======== SUPPLIED ENTRIES

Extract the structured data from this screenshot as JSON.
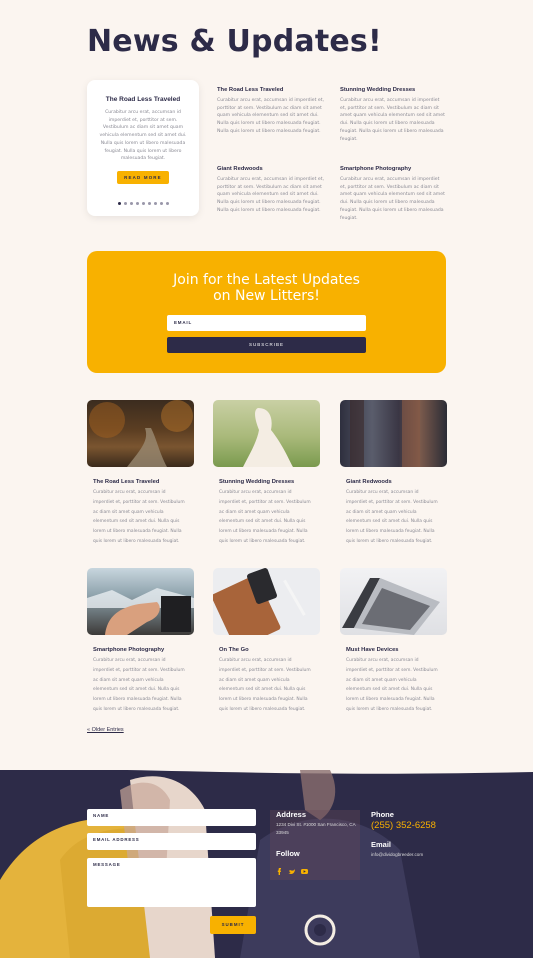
{
  "page": {
    "title": "News & Updates!"
  },
  "slider": {
    "title": "The Road Less Traveled",
    "text": "Curabitur arcu erat, accumsan id imperdiet et, porttitor at sem. Vestibulum ac diam sit amet quam vehicula elementum sed sit amet dui. Nulla quis lorem ut libero malesuada feugiat. Nulla quis lorem ut libero malesuada feugiat.",
    "button": "READ MORE"
  },
  "posts": [
    {
      "title": "The Road Less Traveled",
      "text": "Curabitur arcu erat, accumsan id imperdiet et, porttitor at sem. Vestibulum ac diam sit amet quam vehicula elementum sed sit amet dui. Nulla quis lorem ut libero malesuada feugiat. Nulla quis lorem ut libero malesuada feugiat."
    },
    {
      "title": "Stunning Wedding Dresses",
      "text": "Curabitur arcu erat, accumsan id imperdiet et, porttitor at sem. Vestibulum ac diam sit amet quam vehicula elementum sed sit amet dui. Nulla quis lorem ut libero malesuada feugiat. Nulla quis lorem ut libero malesuada feugiat."
    },
    {
      "title": "Giant Redwoods",
      "text": "Curabitur arcu erat, accumsan id imperdiet et, porttitor at sem. Vestibulum ac diam sit amet quam vehicula elementum sed sit amet dui. Nulla quis lorem ut libero malesuada feugiat. Nulla quis lorem ut libero malesuada feugiat."
    },
    {
      "title": "Smartphone Photography",
      "text": "Curabitur arcu erat, accumsan id imperdiet et, porttitor at sem. Vestibulum ac diam sit amet quam vehicula elementum sed sit amet dui. Nulla quis lorem ut libero malesuada feugiat. Nulla quis lorem ut libero malesuada feugiat."
    }
  ],
  "cta": {
    "title_line1": "Join for the Latest Updates",
    "title_line2": "on New Litters!",
    "email_placeholder": "EMAIL",
    "subscribe": "SUBSCRIBE"
  },
  "grid": [
    {
      "title": "The Road Less Traveled",
      "text": "Curabitur arcu erat, accumsan id imperdiet et, porttitor at sem. Vestibulum ac diam sit amet quam vehicula elementum sed sit amet dui. Nulla quis lorem ut libero malesuada feugiat. Nulla quis lorem ut libero malesuada feugiat."
    },
    {
      "title": "Stunning Wedding Dresses",
      "text": "Curabitur arcu erat, accumsan id imperdiet et, porttitor at sem. Vestibulum ac diam sit amet quam vehicula elementum sed sit amet dui. Nulla quis lorem ut libero malesuada feugiat. Nulla quis lorem ut libero malesuada feugiat."
    },
    {
      "title": "Giant Redwoods",
      "text": "Curabitur arcu erat, accumsan id imperdiet et, porttitor at sem. Vestibulum ac diam sit amet quam vehicula elementum sed sit amet dui. Nulla quis lorem ut libero malesuada feugiat. Nulla quis lorem ut libero malesuada feugiat."
    },
    {
      "title": "Smartphone Photography",
      "text": "Curabitur arcu erat, accumsan id imperdiet et, porttitor at sem. Vestibulum ac diam sit amet quam vehicula elementum sed sit amet dui. Nulla quis lorem ut libero malesuada feugiat. Nulla quis lorem ut libero malesuada feugiat."
    },
    {
      "title": "On The Go",
      "text": "Curabitur arcu erat, accumsan id imperdiet et, porttitor at sem. Vestibulum ac diam sit amet quam vehicula elementum sed sit amet dui. Nulla quis lorem ut libero malesuada feugiat. Nulla quis lorem ut libero malesuada feugiat."
    },
    {
      "title": "Must Have Devices",
      "text": "Curabitur arcu erat, accumsan id imperdiet et, porttitor at sem. Vestibulum ac diam sit amet quam vehicula elementum sed sit amet dui. Nulla quis lorem ut libero malesuada feugiat. Nulla quis lorem ut libero malesuada feugiat."
    }
  ],
  "older_entries": "« Older Entries",
  "footer": {
    "form": {
      "name": "NAME",
      "email": "EMAIL ADDRESS",
      "message": "MESSAGE",
      "submit": "SUBMIT"
    },
    "address_heading": "Address",
    "address_text": "1234 Divi St. #1000 San Francisco, CA 33945",
    "follow_heading": "Follow",
    "phone_heading": "Phone",
    "phone": "(255) 352-6258",
    "email_heading": "Email",
    "email": "info@dividogbreeder.com"
  },
  "colors": {
    "accent": "#f8b100",
    "navy": "#2d2b48",
    "background": "#fbf5f0"
  },
  "icons": [
    "facebook-icon",
    "twitter-icon",
    "youtube-icon"
  ]
}
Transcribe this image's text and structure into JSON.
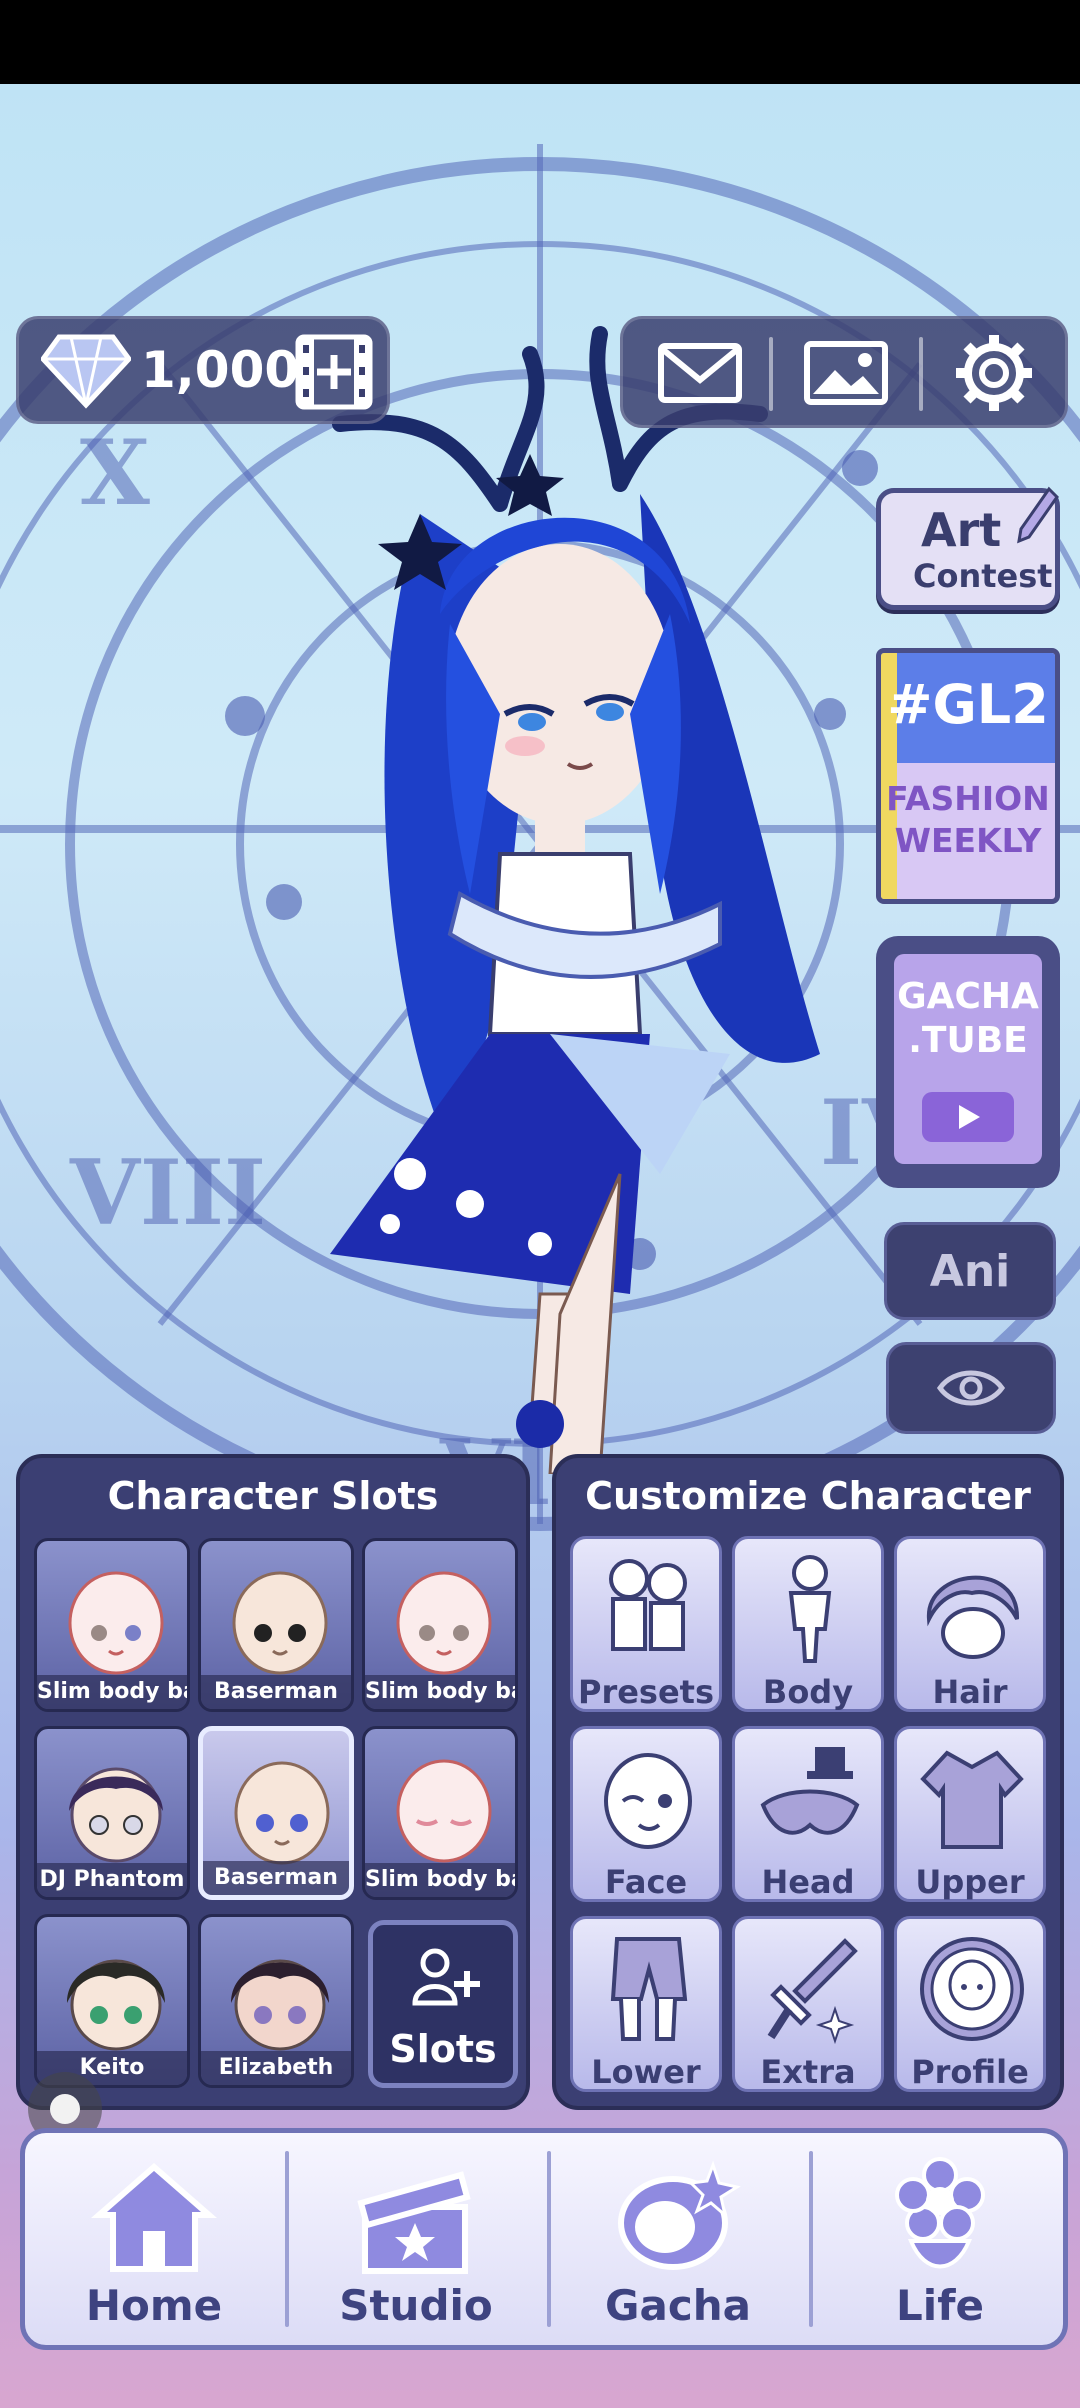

================

DIRECTION:
Tally up how many lines in the preceding listing contain the word "JSON". Give nothing but the number.

REPLY TO THE EXERCISE:
2